§ **SHORT PROBLEM**:
Within the listing below, locate all lines containing the word "center". Copy each one.

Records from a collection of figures
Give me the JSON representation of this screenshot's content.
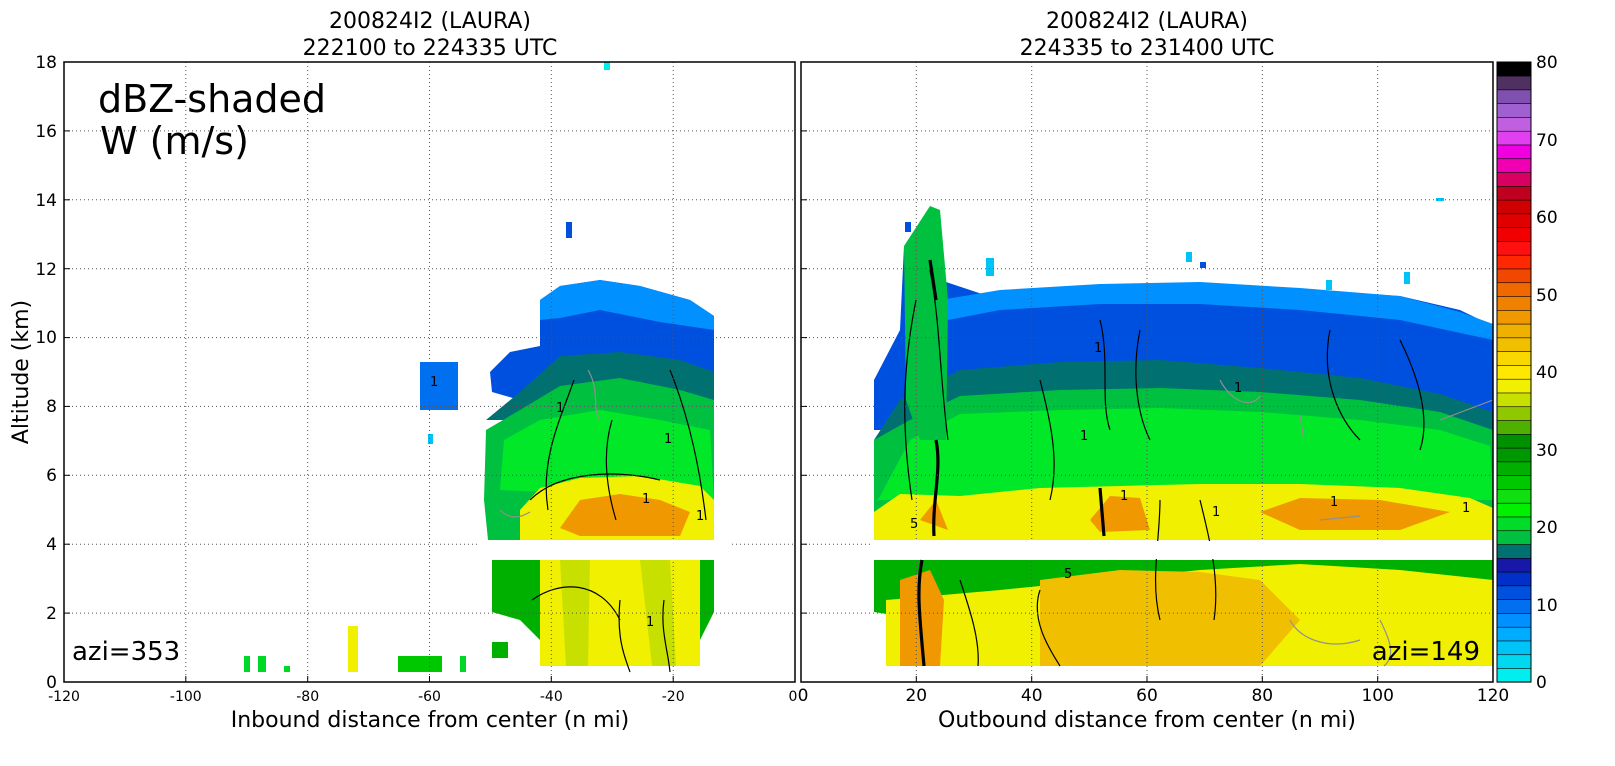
{
  "chart_data": [
    {
      "type": "heatmap",
      "panel": "left",
      "title_line1": "200824I2 (LAURA)",
      "title_line2": "222100 to 224335 UTC",
      "xlabel": "Inbound distance from center (n mi)",
      "ylabel": "Altitude (km)",
      "xlim": [
        -120,
        0
      ],
      "ylim": [
        0,
        18
      ],
      "xticks": [
        -120,
        -100,
        -80,
        -60,
        -40,
        -20,
        0
      ],
      "yticks": [
        0,
        2,
        4,
        6,
        8,
        10,
        12,
        14,
        16,
        18
      ],
      "grid": true,
      "annotation_line1": "dBZ-shaded",
      "annotation_line2": "W (m/s)",
      "azimuth_label": "azi=353",
      "contour_labels": [
        "1",
        "1",
        "1",
        "1",
        "1",
        "1"
      ],
      "echo_region": {
        "x_start": -52,
        "x_end": -14,
        "top_km": 11.5,
        "gap_km": [
          3.6,
          4.2
        ],
        "bright_band_km": 5
      }
    },
    {
      "type": "heatmap",
      "panel": "right",
      "title_line1": "200824I2 (LAURA)",
      "title_line2": "224335 to 231400 UTC",
      "xlabel": "Outbound distance from center (n mi)",
      "xlim": [
        0,
        120
      ],
      "ylim": [
        0,
        18
      ],
      "xticks": [
        0,
        20,
        40,
        60,
        80,
        100,
        120
      ],
      "grid": true,
      "azimuth_label": "azi=149",
      "contour_labels": [
        "1",
        "1",
        "1",
        "1",
        "1",
        "5",
        "5",
        "1",
        "1"
      ],
      "echo_region": {
        "x_start": 13,
        "x_end": 120,
        "top_km": 11,
        "gap_km": [
          3.6,
          4.2
        ],
        "bright_band_km": 5
      }
    }
  ],
  "colorbar": {
    "ticks": [
      0,
      10,
      20,
      30,
      40,
      50,
      60,
      70,
      80
    ],
    "colors": [
      "#00eeee",
      "#00d8f0",
      "#00c4f8",
      "#00acff",
      "#0090ff",
      "#0070f0",
      "#0050e0",
      "#0030c8",
      "#1818a8",
      "#007070",
      "#00c040",
      "#00dc28",
      "#00f000",
      "#10e010",
      "#00c800",
      "#00b000",
      "#009800",
      "#009000",
      "#50b000",
      "#90c800",
      "#c8e000",
      "#f0f000",
      "#ffe800",
      "#f8d800",
      "#f0c000",
      "#f0b000",
      "#f09800",
      "#f08000",
      "#f06800",
      "#f04800",
      "#ff2800",
      "#ff1010",
      "#f00000",
      "#e00000",
      "#d00000",
      "#c00020",
      "#d80060",
      "#f000b0",
      "#f000e0",
      "#e040f0",
      "#c060e0",
      "#a060d0",
      "#8050b0",
      "#503060",
      "#000000"
    ]
  }
}
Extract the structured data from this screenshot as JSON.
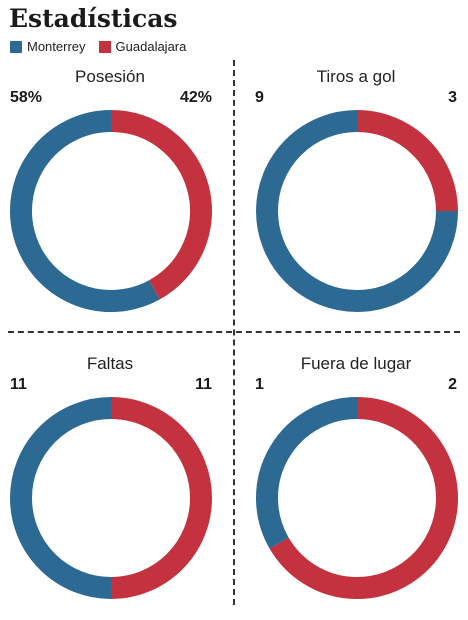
{
  "title": "Estadísticas",
  "colors": {
    "monterrey": "#2c6a93",
    "guadalajara": "#c4323f"
  },
  "legend": [
    {
      "label": "Monterrey",
      "color": "#2c6a93"
    },
    {
      "label": "Guadalajara",
      "color": "#c4323f"
    }
  ],
  "panels": [
    {
      "title": "Posesión",
      "left_label": "58%",
      "right_label": "42%"
    },
    {
      "title": "Tiros a gol",
      "left_label": "9",
      "right_label": "3"
    },
    {
      "title": "Faltas",
      "left_label": "11",
      "right_label": "11"
    },
    {
      "title": "Fuera de lugar",
      "left_label": "1",
      "right_label": "2"
    }
  ],
  "chart_data": [
    {
      "type": "pie",
      "title": "Posesión",
      "categories": [
        "Monterrey",
        "Guadalajara"
      ],
      "values": [
        58,
        42
      ]
    },
    {
      "type": "pie",
      "title": "Tiros a gol",
      "categories": [
        "Monterrey",
        "Guadalajara"
      ],
      "values": [
        9,
        3
      ]
    },
    {
      "type": "pie",
      "title": "Faltas",
      "categories": [
        "Monterrey",
        "Guadalajara"
      ],
      "values": [
        11,
        11
      ]
    },
    {
      "type": "pie",
      "title": "Fuera de lugar",
      "categories": [
        "Monterrey",
        "Guadalajara"
      ],
      "values": [
        1,
        2
      ]
    }
  ]
}
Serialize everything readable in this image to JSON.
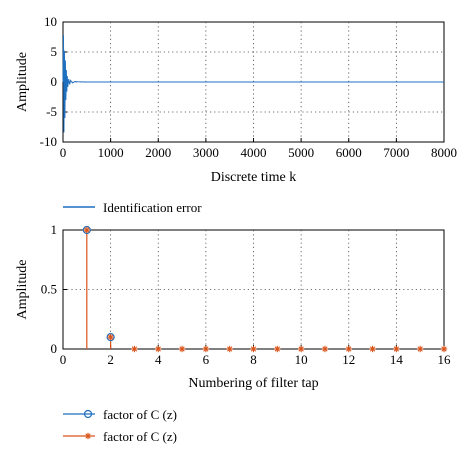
{
  "chart_data": [
    {
      "type": "line",
      "xlabel": "Discrete time k",
      "ylabel": "Amplitude",
      "xlim": [
        0,
        8000
      ],
      "ylim": [
        -10,
        10
      ],
      "xticks": [
        "0",
        "1000",
        "2000",
        "3000",
        "4000",
        "5000",
        "6000",
        "7000",
        "8000"
      ],
      "yticks": [
        "10",
        "5",
        "0",
        "-5",
        "-10"
      ],
      "grid": true,
      "legend_position": "bottom-left",
      "series": [
        {
          "name": "Identification error",
          "color": "#1f6fbf",
          "x": [
            0,
            10,
            20,
            30,
            40,
            50,
            60,
            70,
            80,
            90,
            100,
            120,
            140,
            160,
            200,
            250,
            300,
            400,
            500,
            1000,
            2000,
            4000,
            8000
          ],
          "y": [
            0,
            7.8,
            -8.4,
            5.2,
            -6.0,
            3.6,
            -3.0,
            2.0,
            -1.6,
            1.0,
            -0.8,
            0.5,
            -0.4,
            0.25,
            -0.15,
            0.08,
            0.04,
            0.02,
            0,
            0,
            0,
            0,
            0
          ]
        }
      ]
    },
    {
      "type": "stem",
      "xlabel": "Numbering of filter tap",
      "ylabel": "Amplitude",
      "xlim": [
        0,
        16
      ],
      "ylim": [
        0,
        1
      ],
      "xticks": [
        "0",
        "2",
        "4",
        "6",
        "8",
        "10",
        "12",
        "14",
        "16"
      ],
      "yticks": [
        "1",
        "0.5",
        "0"
      ],
      "grid": true,
      "legend_position": "bottom-left",
      "series": [
        {
          "name": "factor of C (z)",
          "color": "#1f6fbf",
          "marker": "circle",
          "x": [
            1,
            2,
            3,
            4,
            5,
            6,
            7,
            8,
            9,
            10,
            11,
            12,
            13,
            14,
            15,
            16
          ],
          "y": [
            1.0,
            0.1,
            0,
            0,
            0,
            0,
            0,
            0,
            0,
            0,
            0,
            0,
            0,
            0,
            0,
            0
          ]
        },
        {
          "name": "factor of C (z)",
          "color": "#d9541a",
          "marker": "asterisk",
          "x": [
            1,
            2,
            3,
            4,
            5,
            6,
            7,
            8,
            9,
            10,
            11,
            12,
            13,
            14,
            15,
            16
          ],
          "y": [
            1.0,
            0.1,
            0,
            0,
            0,
            0,
            0,
            0,
            0,
            0,
            0,
            0,
            0,
            0,
            0,
            0
          ]
        }
      ]
    }
  ]
}
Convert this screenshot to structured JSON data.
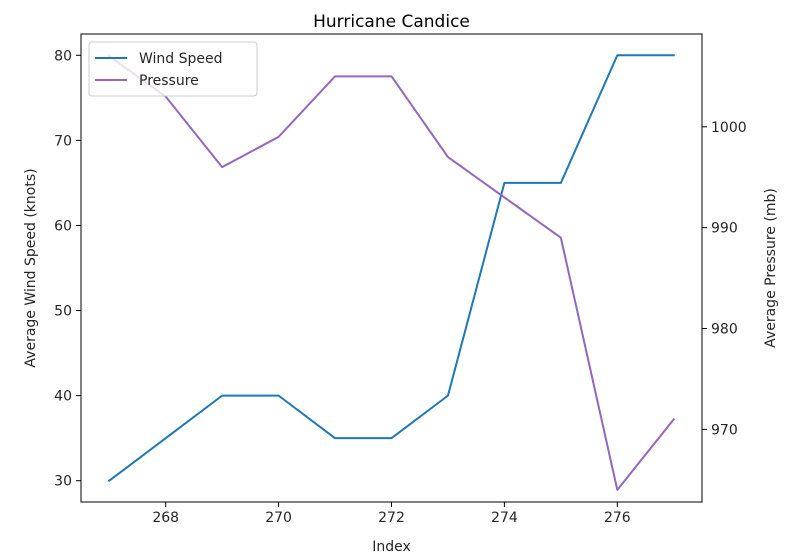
{
  "chart_data": {
    "type": "line",
    "title": "Hurricane Candice",
    "xlabel": "Index",
    "ylabel_left": "Average Wind Speed (knots)",
    "ylabel_right": "Average Pressure (mb)",
    "x": [
      267,
      268,
      269,
      270,
      271,
      272,
      273,
      274,
      275,
      276,
      277
    ],
    "xlim": [
      266.5,
      277.5
    ],
    "xticks": [
      268,
      270,
      272,
      274,
      276
    ],
    "ylim_left": [
      27.5,
      82.5
    ],
    "yticks_left": [
      30,
      40,
      50,
      60,
      70,
      80
    ],
    "ylim_right": [
      962.8,
      1009.2
    ],
    "yticks_right": [
      970,
      980,
      990,
      1000
    ],
    "grid": false,
    "legend_position": "top-left",
    "series": [
      {
        "name": "Wind Speed",
        "axis": "left",
        "color": "#1f77b4",
        "values": [
          30,
          35,
          40,
          40,
          35,
          35,
          40,
          65,
          65,
          80,
          80
        ]
      },
      {
        "name": "Pressure",
        "axis": "right",
        "color": "#9467bd",
        "values": [
          1007,
          1003,
          996,
          999,
          1005,
          1005,
          997,
          993,
          989,
          964,
          971
        ]
      }
    ]
  }
}
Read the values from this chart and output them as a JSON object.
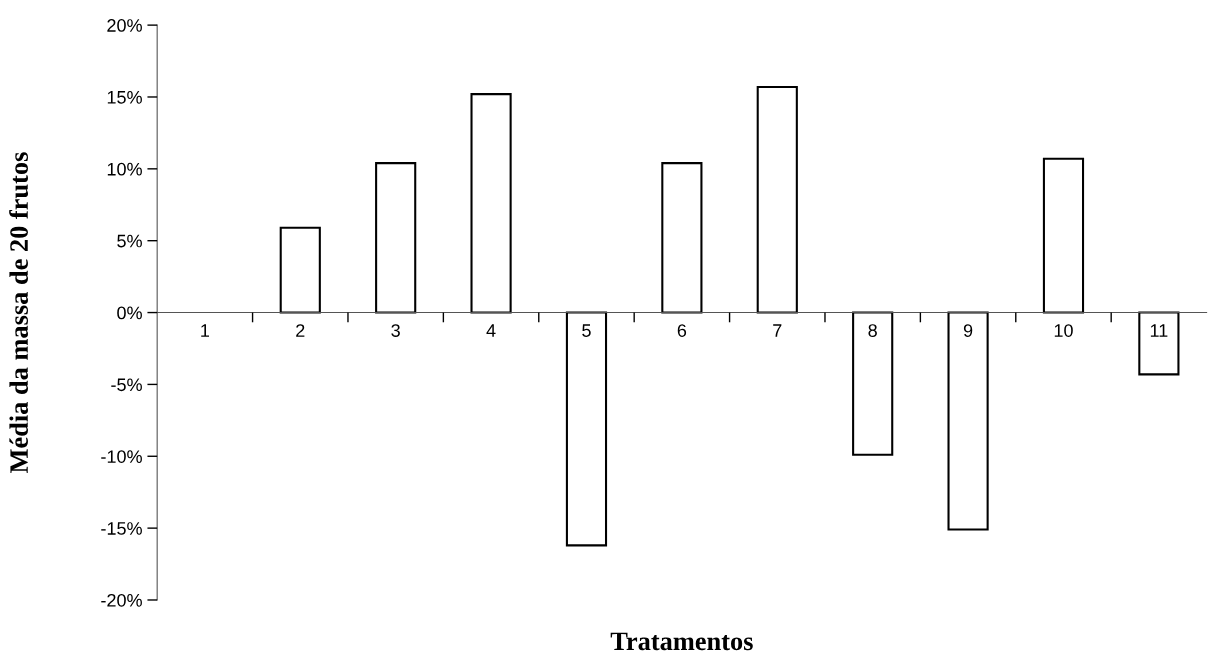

§ **CORRECT ANSWER**:
      "xlabel": "Inbound distance from center (n mi)",
      "xlabel": "Outbound distance from center (n mi)",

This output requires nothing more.